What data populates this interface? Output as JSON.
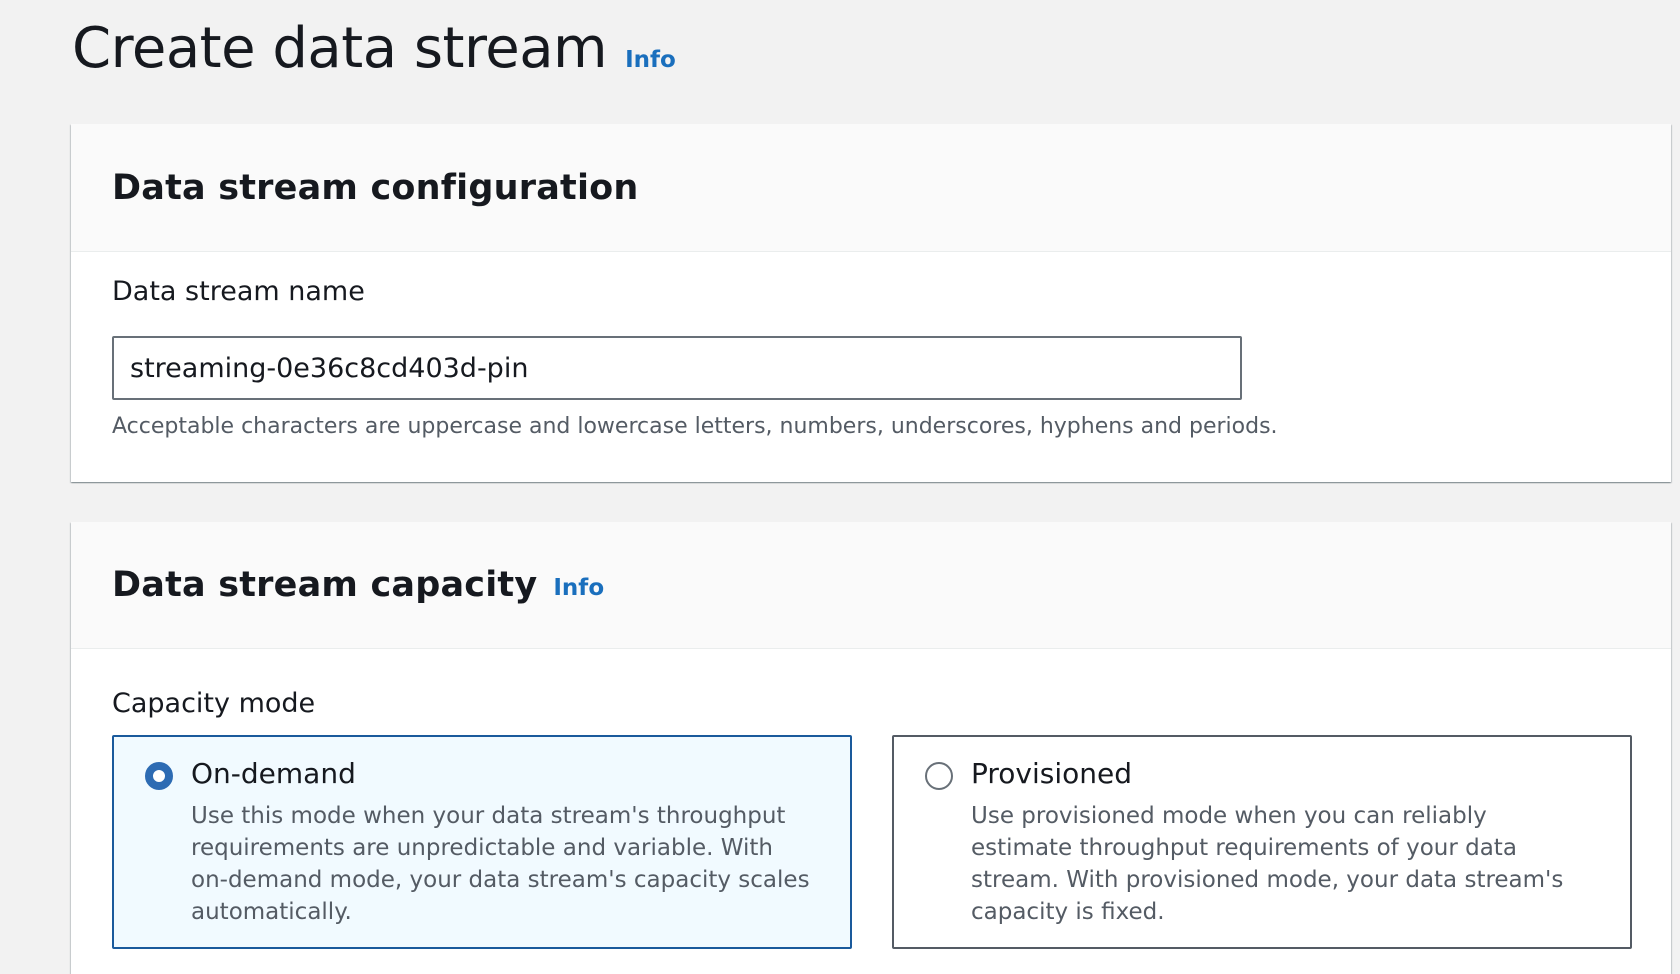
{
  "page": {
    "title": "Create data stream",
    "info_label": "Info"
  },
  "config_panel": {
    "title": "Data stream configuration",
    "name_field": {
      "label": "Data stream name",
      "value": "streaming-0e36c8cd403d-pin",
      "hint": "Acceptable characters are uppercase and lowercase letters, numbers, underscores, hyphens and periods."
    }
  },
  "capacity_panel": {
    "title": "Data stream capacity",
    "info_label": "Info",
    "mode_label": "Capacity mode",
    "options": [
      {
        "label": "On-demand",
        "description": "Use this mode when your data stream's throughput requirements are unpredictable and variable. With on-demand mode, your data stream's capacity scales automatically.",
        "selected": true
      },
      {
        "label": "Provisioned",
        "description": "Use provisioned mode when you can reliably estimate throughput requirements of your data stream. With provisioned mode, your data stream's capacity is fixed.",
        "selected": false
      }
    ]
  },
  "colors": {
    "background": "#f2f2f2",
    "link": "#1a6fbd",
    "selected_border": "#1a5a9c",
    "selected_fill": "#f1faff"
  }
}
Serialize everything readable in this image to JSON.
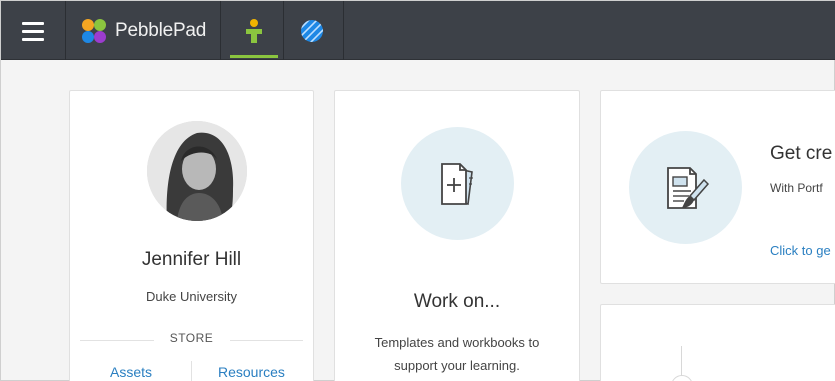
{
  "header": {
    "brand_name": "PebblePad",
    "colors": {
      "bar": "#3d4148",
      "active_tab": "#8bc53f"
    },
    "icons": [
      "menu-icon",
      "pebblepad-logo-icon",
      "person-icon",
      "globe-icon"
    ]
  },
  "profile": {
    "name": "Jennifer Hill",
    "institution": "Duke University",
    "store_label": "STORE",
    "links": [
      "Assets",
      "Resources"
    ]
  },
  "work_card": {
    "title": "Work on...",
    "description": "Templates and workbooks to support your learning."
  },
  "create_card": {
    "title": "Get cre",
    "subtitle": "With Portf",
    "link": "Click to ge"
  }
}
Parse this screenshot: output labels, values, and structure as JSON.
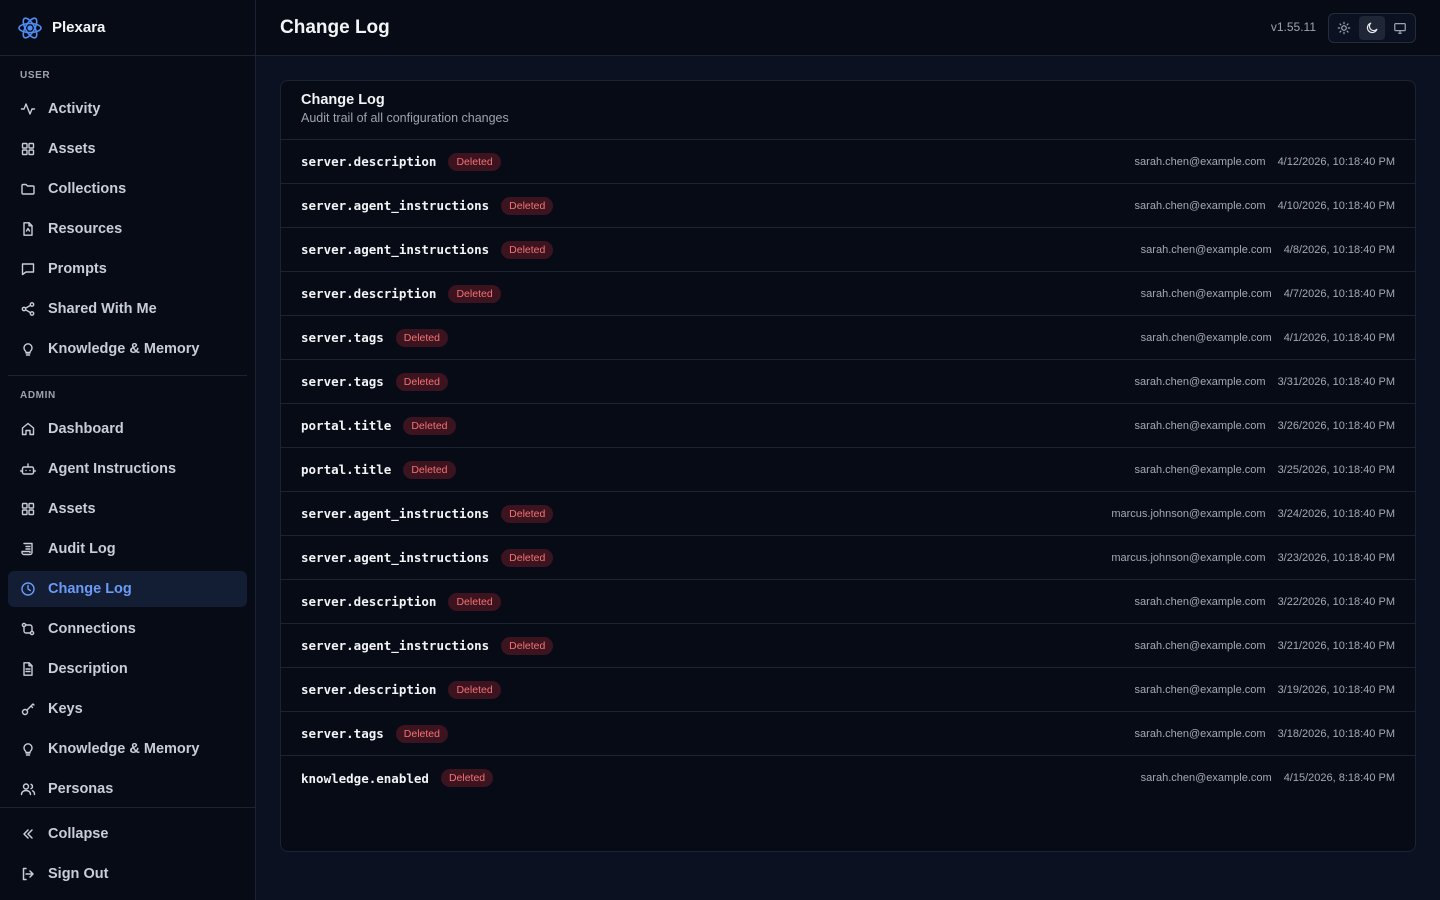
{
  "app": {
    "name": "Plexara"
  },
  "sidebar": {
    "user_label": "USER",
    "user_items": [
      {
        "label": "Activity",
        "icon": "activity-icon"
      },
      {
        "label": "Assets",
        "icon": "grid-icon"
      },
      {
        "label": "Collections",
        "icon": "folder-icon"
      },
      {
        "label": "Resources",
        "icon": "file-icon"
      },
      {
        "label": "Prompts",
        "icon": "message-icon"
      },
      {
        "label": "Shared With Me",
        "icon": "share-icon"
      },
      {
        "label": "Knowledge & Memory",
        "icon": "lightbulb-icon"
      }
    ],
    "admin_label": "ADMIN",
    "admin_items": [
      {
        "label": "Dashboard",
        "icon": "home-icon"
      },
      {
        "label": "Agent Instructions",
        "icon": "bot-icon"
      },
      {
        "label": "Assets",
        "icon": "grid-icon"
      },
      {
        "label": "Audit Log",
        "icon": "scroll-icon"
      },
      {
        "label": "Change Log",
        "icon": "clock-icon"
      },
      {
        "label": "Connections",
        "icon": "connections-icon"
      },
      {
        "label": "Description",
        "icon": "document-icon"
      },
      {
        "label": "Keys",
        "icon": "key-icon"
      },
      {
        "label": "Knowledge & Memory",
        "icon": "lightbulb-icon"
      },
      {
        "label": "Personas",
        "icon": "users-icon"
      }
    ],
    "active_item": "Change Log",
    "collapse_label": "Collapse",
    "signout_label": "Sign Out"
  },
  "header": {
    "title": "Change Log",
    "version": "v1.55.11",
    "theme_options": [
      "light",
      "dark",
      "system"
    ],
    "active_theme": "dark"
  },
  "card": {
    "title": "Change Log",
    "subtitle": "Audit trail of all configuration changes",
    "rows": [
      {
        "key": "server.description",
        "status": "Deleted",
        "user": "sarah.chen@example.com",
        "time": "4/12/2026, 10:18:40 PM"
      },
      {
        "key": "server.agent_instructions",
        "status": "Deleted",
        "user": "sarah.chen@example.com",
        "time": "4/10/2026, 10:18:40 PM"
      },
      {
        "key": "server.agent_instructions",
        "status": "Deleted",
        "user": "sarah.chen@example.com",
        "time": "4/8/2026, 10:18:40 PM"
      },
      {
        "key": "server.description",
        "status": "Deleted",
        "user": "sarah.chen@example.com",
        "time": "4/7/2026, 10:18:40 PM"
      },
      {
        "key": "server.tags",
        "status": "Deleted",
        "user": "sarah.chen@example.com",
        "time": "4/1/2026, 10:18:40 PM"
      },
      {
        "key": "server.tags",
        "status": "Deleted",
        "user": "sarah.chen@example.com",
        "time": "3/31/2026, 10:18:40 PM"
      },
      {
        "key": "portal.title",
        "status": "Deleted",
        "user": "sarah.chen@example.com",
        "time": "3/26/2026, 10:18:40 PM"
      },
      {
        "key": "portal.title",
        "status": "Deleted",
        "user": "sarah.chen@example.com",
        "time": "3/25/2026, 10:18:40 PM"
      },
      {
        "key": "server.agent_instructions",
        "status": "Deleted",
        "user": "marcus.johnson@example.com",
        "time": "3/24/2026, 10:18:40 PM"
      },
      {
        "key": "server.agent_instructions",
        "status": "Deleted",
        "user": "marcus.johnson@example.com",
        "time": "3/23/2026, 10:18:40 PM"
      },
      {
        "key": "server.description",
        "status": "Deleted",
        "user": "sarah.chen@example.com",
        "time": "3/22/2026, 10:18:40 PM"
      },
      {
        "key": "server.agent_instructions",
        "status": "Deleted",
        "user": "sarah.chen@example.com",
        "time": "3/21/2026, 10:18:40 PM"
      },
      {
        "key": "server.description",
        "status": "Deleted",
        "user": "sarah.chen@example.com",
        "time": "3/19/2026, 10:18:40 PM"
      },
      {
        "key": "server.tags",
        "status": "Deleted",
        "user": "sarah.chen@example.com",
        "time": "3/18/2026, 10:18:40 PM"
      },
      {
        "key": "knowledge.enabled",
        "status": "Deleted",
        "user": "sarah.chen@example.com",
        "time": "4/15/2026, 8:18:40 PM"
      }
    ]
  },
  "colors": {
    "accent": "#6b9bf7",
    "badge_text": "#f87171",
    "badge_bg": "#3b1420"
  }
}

--------------------

— Task directions —
Every line above should be returned exactly; the pictures stay out.

— Response to the task —
What data populates this interface? Output as JSON.
{
  "page": {
    "title": "Create data stream",
    "info_label": "Info"
  },
  "config_panel": {
    "title": "Data stream configuration",
    "name_field": {
      "label": "Data stream name",
      "value": "streaming-0e36c8cd403d-pin",
      "hint": "Acceptable characters are uppercase and lowercase letters, numbers, underscores, hyphens and periods."
    }
  },
  "capacity_panel": {
    "title": "Data stream capacity",
    "info_label": "Info",
    "mode_label": "Capacity mode",
    "options": [
      {
        "label": "On-demand",
        "description": "Use this mode when your data stream's throughput requirements are unpredictable and variable. With on-demand mode, your data stream's capacity scales automatically.",
        "selected": true
      },
      {
        "label": "Provisioned",
        "description": "Use provisioned mode when you can reliably estimate throughput requirements of your data stream. With provisioned mode, your data stream's capacity is fixed.",
        "selected": false
      }
    ]
  },
  "colors": {
    "background": "#f2f2f2",
    "link": "#1a6fbd",
    "selected_border": "#1a5a9c",
    "selected_fill": "#f1faff"
  }
}
Serialize everything readable in this image to JSON.
{
  "header": {
    "brand_name": "PebblePad",
    "colors": {
      "bar": "#3d4148",
      "active_tab": "#8bc53f"
    },
    "icons": [
      "menu-icon",
      "pebblepad-logo-icon",
      "person-icon",
      "globe-icon"
    ]
  },
  "profile": {
    "name": "Jennifer Hill",
    "institution": "Duke University",
    "store_label": "STORE",
    "links": [
      "Assets",
      "Resources"
    ]
  },
  "work_card": {
    "title": "Work on...",
    "description": "Templates and workbooks to support your learning."
  },
  "create_card": {
    "title": "Get cre",
    "subtitle": "With Portf",
    "link": "Click to ge"
  }
}
Parse this screenshot: output labels, values, and structure as JSON.
{
  "app": {
    "name": "Plexara"
  },
  "sidebar": {
    "user_label": "USER",
    "user_items": [
      {
        "label": "Activity",
        "icon": "activity-icon"
      },
      {
        "label": "Assets",
        "icon": "grid-icon"
      },
      {
        "label": "Collections",
        "icon": "folder-icon"
      },
      {
        "label": "Resources",
        "icon": "file-icon"
      },
      {
        "label": "Prompts",
        "icon": "message-icon"
      },
      {
        "label": "Shared With Me",
        "icon": "share-icon"
      },
      {
        "label": "Knowledge & Memory",
        "icon": "lightbulb-icon"
      }
    ],
    "admin_label": "ADMIN",
    "admin_items": [
      {
        "label": "Dashboard",
        "icon": "home-icon"
      },
      {
        "label": "Agent Instructions",
        "icon": "bot-icon"
      },
      {
        "label": "Assets",
        "icon": "grid-icon"
      },
      {
        "label": "Audit Log",
        "icon": "scroll-icon"
      },
      {
        "label": "Change Log",
        "icon": "clock-icon"
      },
      {
        "label": "Connections",
        "icon": "connections-icon"
      },
      {
        "label": "Description",
        "icon": "document-icon"
      },
      {
        "label": "Keys",
        "icon": "key-icon"
      },
      {
        "label": "Knowledge & Memory",
        "icon": "lightbulb-icon"
      },
      {
        "label": "Personas",
        "icon": "users-icon"
      }
    ],
    "active_item": "Change Log",
    "collapse_label": "Collapse",
    "signout_label": "Sign Out"
  },
  "header": {
    "title": "Change Log",
    "version": "v1.55.11",
    "theme_options": [
      "light",
      "dark",
      "system"
    ],
    "active_theme": "dark"
  },
  "card": {
    "title": "Change Log",
    "subtitle": "Audit trail of all configuration changes",
    "rows": [
      {
        "key": "server.description",
        "status": "Deleted",
        "user": "sarah.chen@example.com",
        "time": "4/12/2026, 10:18:40 PM"
      },
      {
        "key": "server.agent_instructions",
        "status": "Deleted",
        "user": "sarah.chen@example.com",
        "time": "4/10/2026, 10:18:40 PM"
      },
      {
        "key": "server.agent_instructions",
        "status": "Deleted",
        "user": "sarah.chen@example.com",
        "time": "4/8/2026, 10:18:40 PM"
      },
      {
        "key": "server.description",
        "status": "Deleted",
        "user": "sarah.chen@example.com",
        "time": "4/7/2026, 10:18:40 PM"
      },
      {
        "key": "server.tags",
        "status": "Deleted",
        "user": "sarah.chen@example.com",
        "time": "4/1/2026, 10:18:40 PM"
      },
      {
        "key": "server.tags",
        "status": "Deleted",
        "user": "sarah.chen@example.com",
        "time": "3/31/2026, 10:18:40 PM"
      },
      {
        "key": "portal.title",
        "status": "Deleted",
        "user": "sarah.chen@example.com",
        "time": "3/26/2026, 10:18:40 PM"
      },
      {
        "key": "portal.title",
        "status": "Deleted",
        "user": "sarah.chen@example.com",
        "time": "3/25/2026, 10:18:40 PM"
      },
      {
        "key": "server.agent_instructions",
        "status": "Deleted",
        "user": "marcus.johnson@example.com",
        "time": "3/24/2026, 10:18:40 PM"
      },
      {
        "key": "server.agent_instructions",
        "status": "Deleted",
        "user": "marcus.johnson@example.com",
        "time": "3/23/2026, 10:18:40 PM"
      },
      {
        "key": "server.description",
        "status": "Deleted",
        "user": "sarah.chen@example.com",
        "time": "3/22/2026, 10:18:40 PM"
      },
      {
        "key": "server.agent_instructions",
        "status": "Deleted",
        "user": "sarah.chen@example.com",
        "time": "3/21/2026, 10:18:40 PM"
      },
      {
        "key": "server.description",
        "status": "Deleted",
        "user": "sarah.chen@example.com",
        "time": "3/19/2026, 10:18:40 PM"
      },
      {
        "key": "server.tags",
        "status": "Deleted",
        "user": "sarah.chen@example.com",
        "time": "3/18/2026, 10:18:40 PM"
      },
      {
        "key": "knowledge.enabled",
        "status": "Deleted",
        "user": "sarah.chen@example.com",
        "time": "4/15/2026, 8:18:40 PM"
      }
    ]
  },
  "colors": {
    "accent": "#6b9bf7",
    "badge_text": "#f87171",
    "badge_bg": "#3b1420"
  }
}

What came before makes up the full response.